■ Stated exercise ■
Output the records exactly. Include every line.

____________________

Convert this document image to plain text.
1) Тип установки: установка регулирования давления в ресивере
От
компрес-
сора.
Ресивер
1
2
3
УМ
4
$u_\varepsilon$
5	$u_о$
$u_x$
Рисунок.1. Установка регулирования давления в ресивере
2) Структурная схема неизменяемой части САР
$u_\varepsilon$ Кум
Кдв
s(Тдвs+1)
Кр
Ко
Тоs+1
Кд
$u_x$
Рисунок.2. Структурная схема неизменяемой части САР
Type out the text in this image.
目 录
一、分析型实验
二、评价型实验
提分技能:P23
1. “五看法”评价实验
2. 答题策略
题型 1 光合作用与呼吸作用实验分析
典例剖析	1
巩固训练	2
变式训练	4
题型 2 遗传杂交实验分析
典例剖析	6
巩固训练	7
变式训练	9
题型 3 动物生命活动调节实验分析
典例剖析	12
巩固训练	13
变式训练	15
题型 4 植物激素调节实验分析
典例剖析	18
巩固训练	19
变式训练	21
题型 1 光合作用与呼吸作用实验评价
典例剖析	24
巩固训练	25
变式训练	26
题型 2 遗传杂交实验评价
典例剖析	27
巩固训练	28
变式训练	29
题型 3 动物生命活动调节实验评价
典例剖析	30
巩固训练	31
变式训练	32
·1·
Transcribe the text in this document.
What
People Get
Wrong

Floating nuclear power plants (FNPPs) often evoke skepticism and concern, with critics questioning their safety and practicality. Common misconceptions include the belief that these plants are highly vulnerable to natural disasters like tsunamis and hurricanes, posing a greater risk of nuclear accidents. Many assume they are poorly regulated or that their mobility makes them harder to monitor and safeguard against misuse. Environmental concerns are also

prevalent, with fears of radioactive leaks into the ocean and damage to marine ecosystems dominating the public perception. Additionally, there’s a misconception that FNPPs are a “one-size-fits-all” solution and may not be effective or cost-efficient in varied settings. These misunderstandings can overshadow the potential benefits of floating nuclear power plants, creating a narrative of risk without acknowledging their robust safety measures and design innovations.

____________________

■ Task solution ■
Convert this document image to plain text.
1) Тип установки: установка регулирования давления в ресивере
От
компрес-
сора.
Ресивер
1
2
3
УМ
4
$u_\varepsilon$
5	$u_о$
$u_x$
Рисунок.1. Установка регулирования давления в ресивере
2) Структурная схема неизменяемой части САР
$u_\varepsilon$ Кум
Кдв
s(Тдвs+1)
Кр
Ко
Тоs+1
Кд
$u_x$
Рисунок.2. Структурная схема неизменяемой части САР
Type out the text in this image.
目 录
一、分析型实验
二、评价型实验
提分技能:P23
1. “五看法”评价实验
2. 答题策略
题型 1 光合作用与呼吸作用实验分析
典例剖析	1
巩固训练	2
变式训练	4
题型 2 遗传杂交实验分析
典例剖析	6
巩固训练	7
变式训练	9
题型 3 动物生命活动调节实验分析
典例剖析	12
巩固训练	13
变式训练	15
题型 4 植物激素调节实验分析
典例剖析	18
巩固训练	19
变式训练	21
题型 1 光合作用与呼吸作用实验评价
典例剖析	24
巩固训练	25
变式训练	26
题型 2 遗传杂交实验评价
典例剖析	27
巩固训练	28
变式训练	29
题型 3 动物生命活动调节实验评价
典例剖析	30
巩固训练	31
变式训练	32
·1·
Transcribe the text in this document.
What
People Get
Wrong

Floating nuclear power plants (FNPPs) often evoke skepticism and concern, with critics questioning their safety and practicality. Common misconceptions include the belief that these plants are highly vulnerable to natural disasters like tsunamis and hurricanes, posing a greater risk of nuclear accidents. Many assume they are poorly regulated or that their mobility makes them harder to monitor and safeguard against misuse. Environmental concerns are also

prevalent, with fears of radioactive leaks into the ocean and damage to marine ecosystems dominating the public perception. Additionally, there’s a misconception that FNPPs are a “one-size-fits-all” solution and may not be effective or cost-efficient in varied settings. These misunderstandings can overshadow the potential benefits of floating nuclear power plants, creating a narrative of risk without acknowledging their robust safety measures and design innovations.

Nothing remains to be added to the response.